Task details
Select every line below containing the word "бөлімінің".

Input
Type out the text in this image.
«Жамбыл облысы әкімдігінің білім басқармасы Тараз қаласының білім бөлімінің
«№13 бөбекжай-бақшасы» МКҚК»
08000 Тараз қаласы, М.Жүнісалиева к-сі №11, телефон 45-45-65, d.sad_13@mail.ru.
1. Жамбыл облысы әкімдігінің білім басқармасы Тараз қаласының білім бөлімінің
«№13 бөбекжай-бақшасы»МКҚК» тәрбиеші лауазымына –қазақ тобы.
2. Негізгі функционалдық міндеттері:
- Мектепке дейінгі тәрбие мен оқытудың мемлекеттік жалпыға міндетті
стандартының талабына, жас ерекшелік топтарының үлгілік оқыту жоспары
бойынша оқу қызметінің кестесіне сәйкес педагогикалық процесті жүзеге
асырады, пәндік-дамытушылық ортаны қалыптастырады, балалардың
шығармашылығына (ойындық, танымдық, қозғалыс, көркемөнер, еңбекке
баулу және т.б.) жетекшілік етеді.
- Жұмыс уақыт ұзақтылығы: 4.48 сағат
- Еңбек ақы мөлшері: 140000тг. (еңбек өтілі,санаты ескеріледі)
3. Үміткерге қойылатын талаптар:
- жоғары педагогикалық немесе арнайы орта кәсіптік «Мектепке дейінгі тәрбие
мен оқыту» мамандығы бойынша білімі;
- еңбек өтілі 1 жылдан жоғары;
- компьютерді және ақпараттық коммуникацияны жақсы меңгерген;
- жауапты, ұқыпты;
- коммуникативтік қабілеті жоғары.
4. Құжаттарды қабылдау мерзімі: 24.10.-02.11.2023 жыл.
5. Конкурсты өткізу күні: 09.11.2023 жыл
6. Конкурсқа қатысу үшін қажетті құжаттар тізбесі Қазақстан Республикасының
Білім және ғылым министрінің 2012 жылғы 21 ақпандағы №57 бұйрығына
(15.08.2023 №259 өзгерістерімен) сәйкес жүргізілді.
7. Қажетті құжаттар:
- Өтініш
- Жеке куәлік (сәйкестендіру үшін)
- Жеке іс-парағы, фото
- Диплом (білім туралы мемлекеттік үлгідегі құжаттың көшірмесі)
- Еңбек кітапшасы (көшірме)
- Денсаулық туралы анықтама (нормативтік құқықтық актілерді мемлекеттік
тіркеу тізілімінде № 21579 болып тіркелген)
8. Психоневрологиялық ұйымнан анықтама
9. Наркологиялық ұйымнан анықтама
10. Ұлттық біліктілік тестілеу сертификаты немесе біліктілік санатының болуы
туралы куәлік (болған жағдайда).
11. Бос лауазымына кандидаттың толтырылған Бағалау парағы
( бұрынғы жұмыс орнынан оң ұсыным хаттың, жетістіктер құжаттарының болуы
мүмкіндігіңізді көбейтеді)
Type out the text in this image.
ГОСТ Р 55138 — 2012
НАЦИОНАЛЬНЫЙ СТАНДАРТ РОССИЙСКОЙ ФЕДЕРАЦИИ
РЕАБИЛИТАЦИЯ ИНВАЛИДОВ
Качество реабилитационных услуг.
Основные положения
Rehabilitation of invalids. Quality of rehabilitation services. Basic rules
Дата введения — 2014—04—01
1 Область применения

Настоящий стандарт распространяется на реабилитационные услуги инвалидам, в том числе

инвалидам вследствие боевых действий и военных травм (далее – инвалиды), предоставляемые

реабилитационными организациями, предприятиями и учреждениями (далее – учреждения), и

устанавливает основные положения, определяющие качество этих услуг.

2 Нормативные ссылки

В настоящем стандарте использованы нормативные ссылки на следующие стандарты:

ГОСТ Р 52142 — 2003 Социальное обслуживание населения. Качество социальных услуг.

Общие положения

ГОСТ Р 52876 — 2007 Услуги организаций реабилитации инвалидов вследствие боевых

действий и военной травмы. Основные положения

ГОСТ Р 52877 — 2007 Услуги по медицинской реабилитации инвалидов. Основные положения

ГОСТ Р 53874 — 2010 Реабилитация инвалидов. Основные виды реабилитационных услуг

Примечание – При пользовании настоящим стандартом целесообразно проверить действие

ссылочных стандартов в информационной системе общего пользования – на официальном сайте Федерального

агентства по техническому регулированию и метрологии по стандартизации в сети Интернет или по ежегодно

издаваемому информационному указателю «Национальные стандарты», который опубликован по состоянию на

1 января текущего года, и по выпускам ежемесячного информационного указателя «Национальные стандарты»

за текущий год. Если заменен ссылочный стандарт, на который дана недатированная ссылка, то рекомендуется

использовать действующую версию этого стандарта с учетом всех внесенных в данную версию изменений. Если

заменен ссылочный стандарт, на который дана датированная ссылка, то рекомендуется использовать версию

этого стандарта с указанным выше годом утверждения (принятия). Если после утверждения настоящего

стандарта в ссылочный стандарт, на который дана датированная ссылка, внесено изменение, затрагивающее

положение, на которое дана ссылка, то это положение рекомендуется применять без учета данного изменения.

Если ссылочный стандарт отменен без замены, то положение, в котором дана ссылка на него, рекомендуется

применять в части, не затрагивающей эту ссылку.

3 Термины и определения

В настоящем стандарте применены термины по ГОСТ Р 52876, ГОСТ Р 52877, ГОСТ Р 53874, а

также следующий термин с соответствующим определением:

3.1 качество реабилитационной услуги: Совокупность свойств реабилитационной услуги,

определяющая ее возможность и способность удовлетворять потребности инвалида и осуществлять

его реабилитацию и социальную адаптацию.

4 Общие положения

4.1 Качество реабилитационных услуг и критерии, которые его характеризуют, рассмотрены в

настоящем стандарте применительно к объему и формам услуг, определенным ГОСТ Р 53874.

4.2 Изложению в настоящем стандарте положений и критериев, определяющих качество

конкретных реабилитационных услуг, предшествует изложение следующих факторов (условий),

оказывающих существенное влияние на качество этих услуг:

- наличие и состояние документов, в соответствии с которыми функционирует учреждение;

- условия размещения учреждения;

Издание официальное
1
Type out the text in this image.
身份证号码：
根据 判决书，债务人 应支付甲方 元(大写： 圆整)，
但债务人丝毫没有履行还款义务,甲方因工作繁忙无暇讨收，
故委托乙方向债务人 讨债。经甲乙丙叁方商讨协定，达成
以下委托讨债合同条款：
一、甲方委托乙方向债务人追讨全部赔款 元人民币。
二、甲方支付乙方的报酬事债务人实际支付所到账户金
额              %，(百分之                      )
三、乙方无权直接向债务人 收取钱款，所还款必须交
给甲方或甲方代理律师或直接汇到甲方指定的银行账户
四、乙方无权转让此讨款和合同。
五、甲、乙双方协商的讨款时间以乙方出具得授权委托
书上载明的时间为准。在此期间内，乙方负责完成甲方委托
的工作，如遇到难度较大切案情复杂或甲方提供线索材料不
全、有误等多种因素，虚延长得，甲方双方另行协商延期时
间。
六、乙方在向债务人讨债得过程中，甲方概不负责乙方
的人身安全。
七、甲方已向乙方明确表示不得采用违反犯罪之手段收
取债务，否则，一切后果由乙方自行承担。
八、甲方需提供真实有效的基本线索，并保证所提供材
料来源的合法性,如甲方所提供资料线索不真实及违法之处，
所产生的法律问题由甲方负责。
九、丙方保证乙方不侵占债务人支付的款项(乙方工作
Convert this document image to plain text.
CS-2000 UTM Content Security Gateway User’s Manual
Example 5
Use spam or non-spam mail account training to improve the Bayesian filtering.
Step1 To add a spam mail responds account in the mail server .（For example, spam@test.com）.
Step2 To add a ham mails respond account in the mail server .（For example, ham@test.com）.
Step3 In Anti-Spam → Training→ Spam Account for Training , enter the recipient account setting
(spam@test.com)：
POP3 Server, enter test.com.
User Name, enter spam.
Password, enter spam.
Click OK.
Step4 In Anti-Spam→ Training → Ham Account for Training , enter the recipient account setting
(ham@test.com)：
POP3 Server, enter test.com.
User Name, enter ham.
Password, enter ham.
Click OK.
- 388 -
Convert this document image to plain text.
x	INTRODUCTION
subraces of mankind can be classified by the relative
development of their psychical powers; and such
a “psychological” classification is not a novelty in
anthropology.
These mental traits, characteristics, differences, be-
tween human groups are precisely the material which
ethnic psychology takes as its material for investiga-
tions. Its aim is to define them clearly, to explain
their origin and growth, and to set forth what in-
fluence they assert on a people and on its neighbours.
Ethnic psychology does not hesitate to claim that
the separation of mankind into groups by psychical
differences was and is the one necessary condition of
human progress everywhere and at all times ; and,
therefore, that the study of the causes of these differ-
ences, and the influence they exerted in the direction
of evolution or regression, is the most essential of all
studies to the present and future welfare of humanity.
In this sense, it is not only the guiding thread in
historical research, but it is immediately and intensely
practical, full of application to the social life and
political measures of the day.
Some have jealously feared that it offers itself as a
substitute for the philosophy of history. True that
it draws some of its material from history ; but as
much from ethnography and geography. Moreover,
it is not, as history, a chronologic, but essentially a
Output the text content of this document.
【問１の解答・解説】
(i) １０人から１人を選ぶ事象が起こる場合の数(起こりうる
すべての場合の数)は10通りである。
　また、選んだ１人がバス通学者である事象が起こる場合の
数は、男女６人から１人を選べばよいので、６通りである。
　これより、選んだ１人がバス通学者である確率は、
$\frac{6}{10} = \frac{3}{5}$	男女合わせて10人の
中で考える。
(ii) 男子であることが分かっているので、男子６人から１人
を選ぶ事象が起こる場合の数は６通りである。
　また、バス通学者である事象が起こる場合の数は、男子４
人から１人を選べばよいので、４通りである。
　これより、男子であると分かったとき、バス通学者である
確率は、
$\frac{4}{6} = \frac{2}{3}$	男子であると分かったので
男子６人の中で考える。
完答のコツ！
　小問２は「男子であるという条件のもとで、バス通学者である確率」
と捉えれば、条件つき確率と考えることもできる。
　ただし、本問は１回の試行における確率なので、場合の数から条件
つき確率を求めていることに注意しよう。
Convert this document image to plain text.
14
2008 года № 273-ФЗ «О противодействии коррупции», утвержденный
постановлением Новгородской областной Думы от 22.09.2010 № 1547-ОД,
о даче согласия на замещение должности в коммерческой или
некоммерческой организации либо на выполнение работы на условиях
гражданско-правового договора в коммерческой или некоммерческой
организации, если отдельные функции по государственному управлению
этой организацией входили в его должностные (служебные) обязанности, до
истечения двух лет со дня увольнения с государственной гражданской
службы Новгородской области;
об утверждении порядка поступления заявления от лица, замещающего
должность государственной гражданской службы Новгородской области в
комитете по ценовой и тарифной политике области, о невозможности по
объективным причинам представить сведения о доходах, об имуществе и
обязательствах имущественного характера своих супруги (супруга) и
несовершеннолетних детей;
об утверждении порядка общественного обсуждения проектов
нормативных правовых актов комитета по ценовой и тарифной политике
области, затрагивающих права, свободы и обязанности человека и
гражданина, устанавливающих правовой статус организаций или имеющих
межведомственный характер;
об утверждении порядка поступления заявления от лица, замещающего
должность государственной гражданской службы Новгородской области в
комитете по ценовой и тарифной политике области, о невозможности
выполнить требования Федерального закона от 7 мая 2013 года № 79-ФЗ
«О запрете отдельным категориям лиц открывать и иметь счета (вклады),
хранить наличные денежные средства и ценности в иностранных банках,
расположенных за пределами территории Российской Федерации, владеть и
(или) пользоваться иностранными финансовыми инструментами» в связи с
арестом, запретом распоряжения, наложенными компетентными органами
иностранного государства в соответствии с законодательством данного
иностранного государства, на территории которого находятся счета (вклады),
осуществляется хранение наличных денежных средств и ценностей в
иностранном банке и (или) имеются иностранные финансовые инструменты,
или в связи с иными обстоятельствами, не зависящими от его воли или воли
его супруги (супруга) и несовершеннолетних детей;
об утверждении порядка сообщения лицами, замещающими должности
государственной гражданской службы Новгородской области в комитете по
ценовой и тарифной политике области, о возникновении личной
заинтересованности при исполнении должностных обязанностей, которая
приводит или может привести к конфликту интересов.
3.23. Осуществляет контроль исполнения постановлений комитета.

Answer to this exercise
«Жамбыл облысы әкімдігінің білім басқармасы Тараз қаласының білім бөлімінің
1. Жамбыл облысы әкімдігінің білім басқармасы Тараз қаласының білім бөлімінің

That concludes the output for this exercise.